(Exercise goal): Extract all lines that hold the string "otherwise".

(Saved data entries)
---

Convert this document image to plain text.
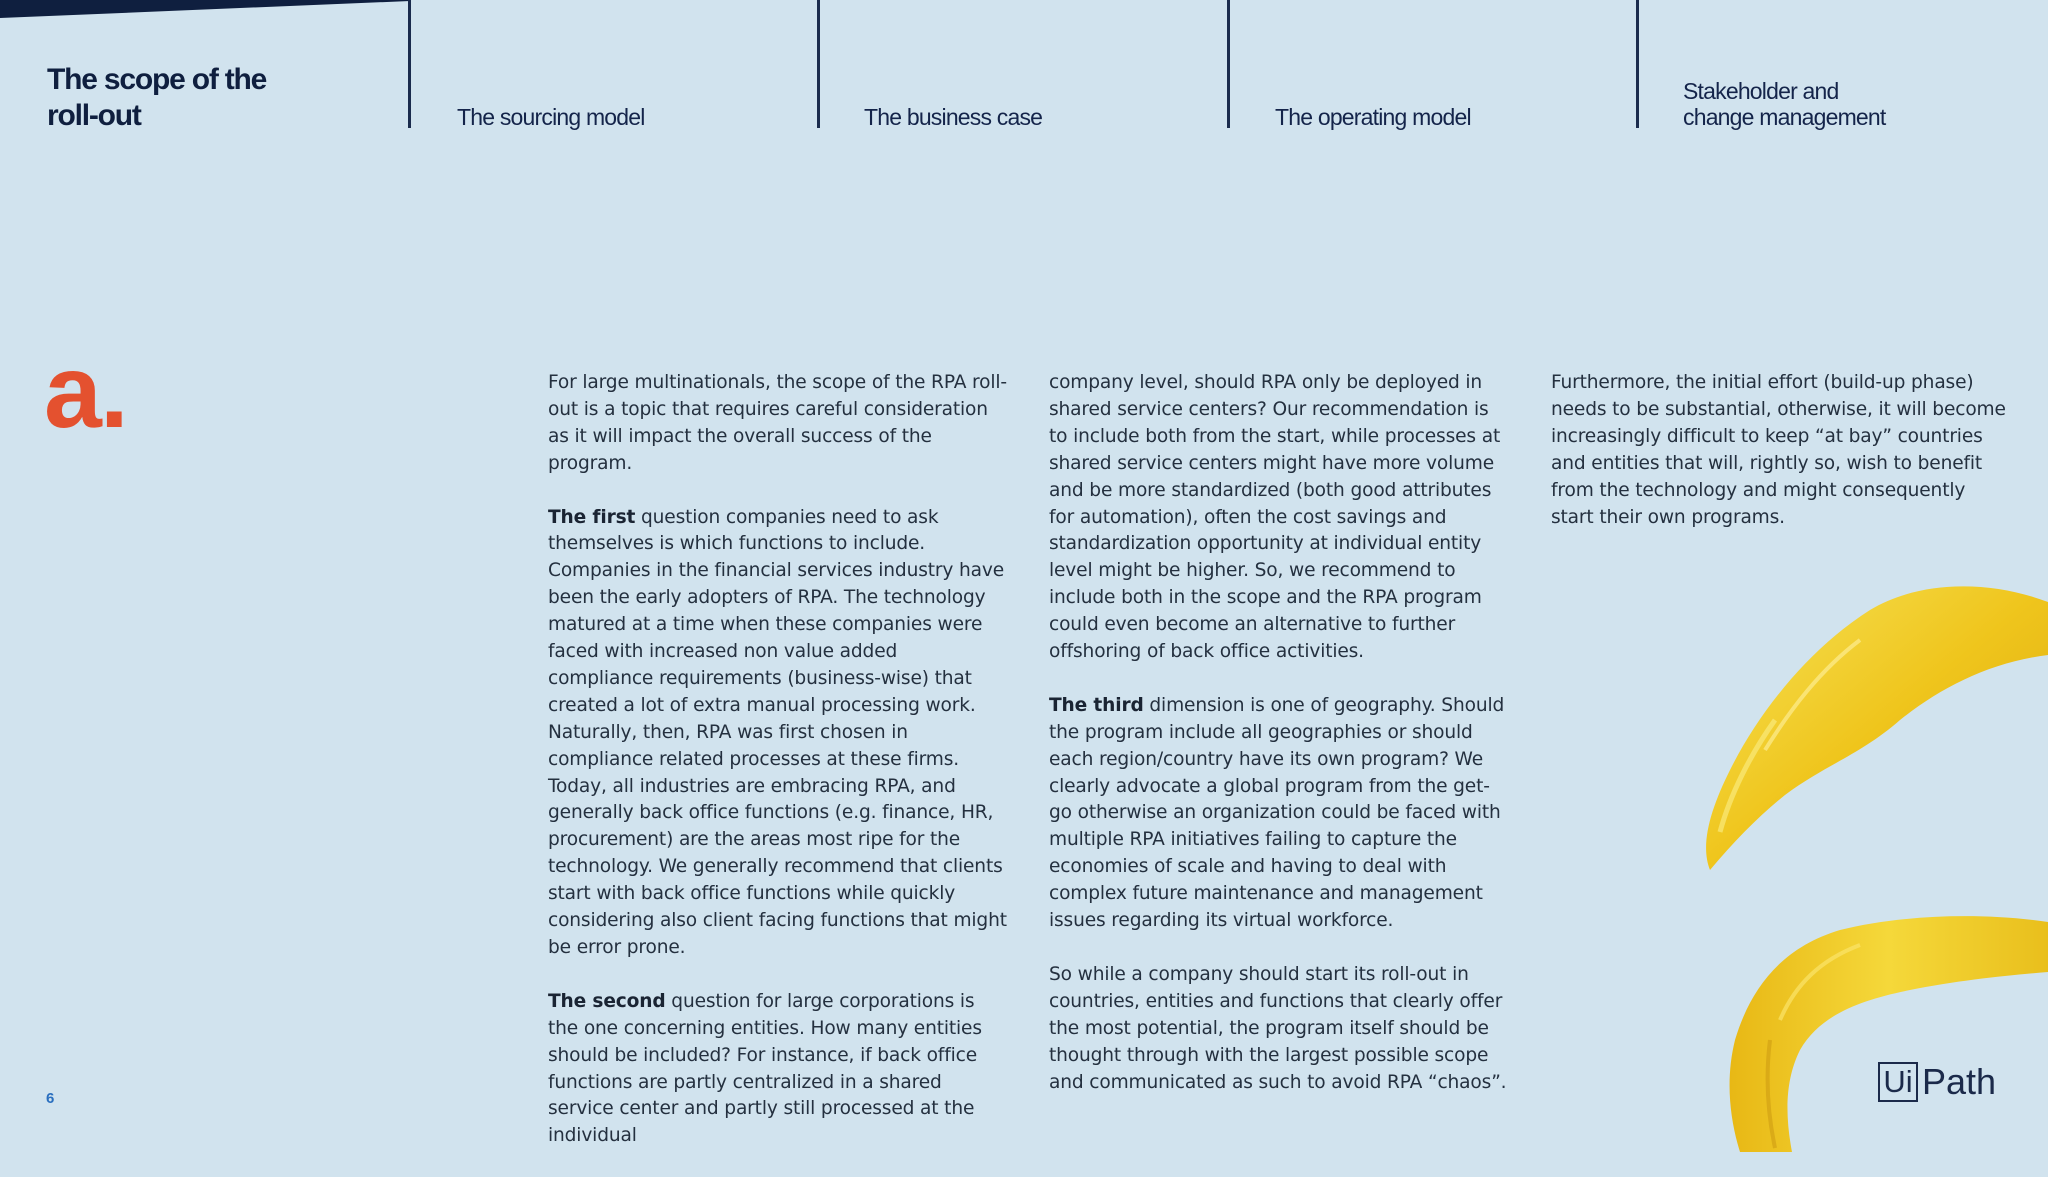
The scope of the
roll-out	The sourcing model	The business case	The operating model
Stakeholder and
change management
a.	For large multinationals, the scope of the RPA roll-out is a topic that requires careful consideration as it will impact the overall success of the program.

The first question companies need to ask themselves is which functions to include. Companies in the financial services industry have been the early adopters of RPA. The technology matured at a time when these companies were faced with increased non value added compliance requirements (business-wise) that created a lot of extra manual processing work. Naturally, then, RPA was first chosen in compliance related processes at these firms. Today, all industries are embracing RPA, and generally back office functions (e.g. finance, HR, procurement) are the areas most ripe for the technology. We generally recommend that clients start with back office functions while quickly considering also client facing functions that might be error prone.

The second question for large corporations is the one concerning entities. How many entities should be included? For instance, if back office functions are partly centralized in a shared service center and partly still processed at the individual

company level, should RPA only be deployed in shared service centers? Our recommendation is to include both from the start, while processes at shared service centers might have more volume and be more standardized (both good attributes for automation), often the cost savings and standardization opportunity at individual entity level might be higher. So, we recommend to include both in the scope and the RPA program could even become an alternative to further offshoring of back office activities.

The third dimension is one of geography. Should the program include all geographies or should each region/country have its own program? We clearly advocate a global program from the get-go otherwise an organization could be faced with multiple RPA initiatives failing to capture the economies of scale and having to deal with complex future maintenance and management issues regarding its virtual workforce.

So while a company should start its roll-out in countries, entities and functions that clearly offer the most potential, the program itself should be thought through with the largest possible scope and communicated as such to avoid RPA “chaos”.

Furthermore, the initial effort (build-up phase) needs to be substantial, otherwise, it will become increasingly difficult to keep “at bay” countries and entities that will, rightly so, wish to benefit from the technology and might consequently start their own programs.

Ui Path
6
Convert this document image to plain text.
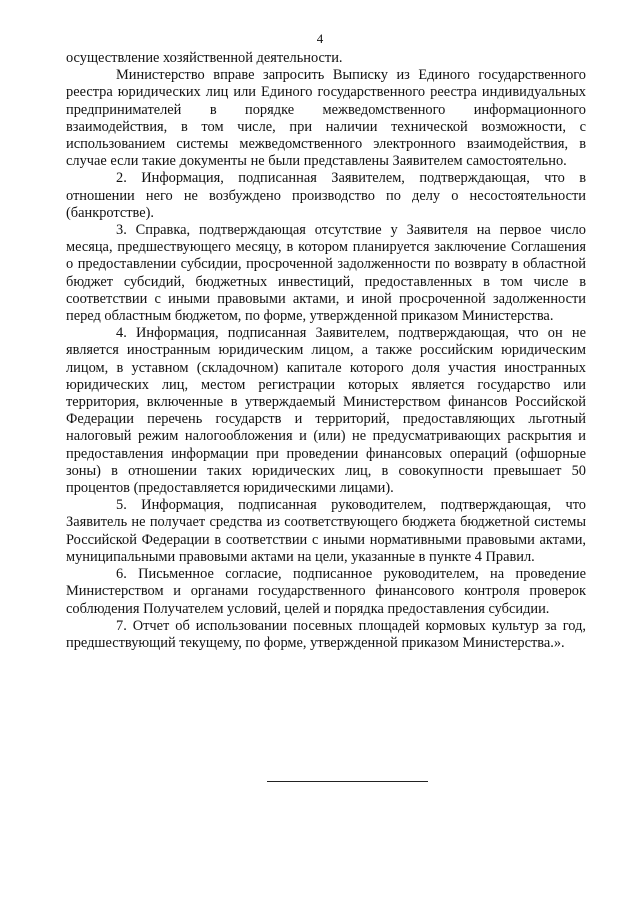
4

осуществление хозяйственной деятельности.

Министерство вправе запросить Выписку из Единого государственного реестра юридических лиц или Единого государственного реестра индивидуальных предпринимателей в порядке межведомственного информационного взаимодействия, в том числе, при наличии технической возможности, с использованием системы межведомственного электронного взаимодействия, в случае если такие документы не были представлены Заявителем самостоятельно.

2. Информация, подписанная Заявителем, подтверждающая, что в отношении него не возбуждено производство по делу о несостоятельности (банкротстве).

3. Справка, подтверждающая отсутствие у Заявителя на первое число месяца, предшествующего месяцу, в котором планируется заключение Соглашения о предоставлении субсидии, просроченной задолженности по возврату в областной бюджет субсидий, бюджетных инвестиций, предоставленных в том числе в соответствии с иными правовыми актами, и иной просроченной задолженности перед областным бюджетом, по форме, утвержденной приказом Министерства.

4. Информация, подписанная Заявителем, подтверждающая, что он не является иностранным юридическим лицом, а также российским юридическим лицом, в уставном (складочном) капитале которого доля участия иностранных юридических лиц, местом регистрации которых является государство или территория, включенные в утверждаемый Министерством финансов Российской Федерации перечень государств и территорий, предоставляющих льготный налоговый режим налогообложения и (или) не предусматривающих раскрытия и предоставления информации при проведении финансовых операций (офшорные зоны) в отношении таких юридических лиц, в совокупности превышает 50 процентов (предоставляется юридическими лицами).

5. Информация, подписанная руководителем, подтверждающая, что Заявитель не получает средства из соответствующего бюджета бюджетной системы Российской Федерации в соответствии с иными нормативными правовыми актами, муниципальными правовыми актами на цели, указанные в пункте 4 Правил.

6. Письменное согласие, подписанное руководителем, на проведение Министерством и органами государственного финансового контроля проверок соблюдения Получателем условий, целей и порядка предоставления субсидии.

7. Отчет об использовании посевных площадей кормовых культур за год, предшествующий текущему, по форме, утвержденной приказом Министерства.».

---

(Completed task):
The third dimension is one of geography. Should the program include all geographies or should each region/country have its own program? We clearly advocate a global program from the get-go otherwise an organization could be faced with multiple RPA initiatives failing to capture the economies of scale and having to deal with complex future maintenance and management issues regarding its virtual workforce.
Furthermore, the initial effort (build-up phase) needs to be substantial, otherwise, it will become increasingly difficult to keep “at bay” countries and entities that will, rightly so, wish to benefit from the technology and might consequently start their own programs.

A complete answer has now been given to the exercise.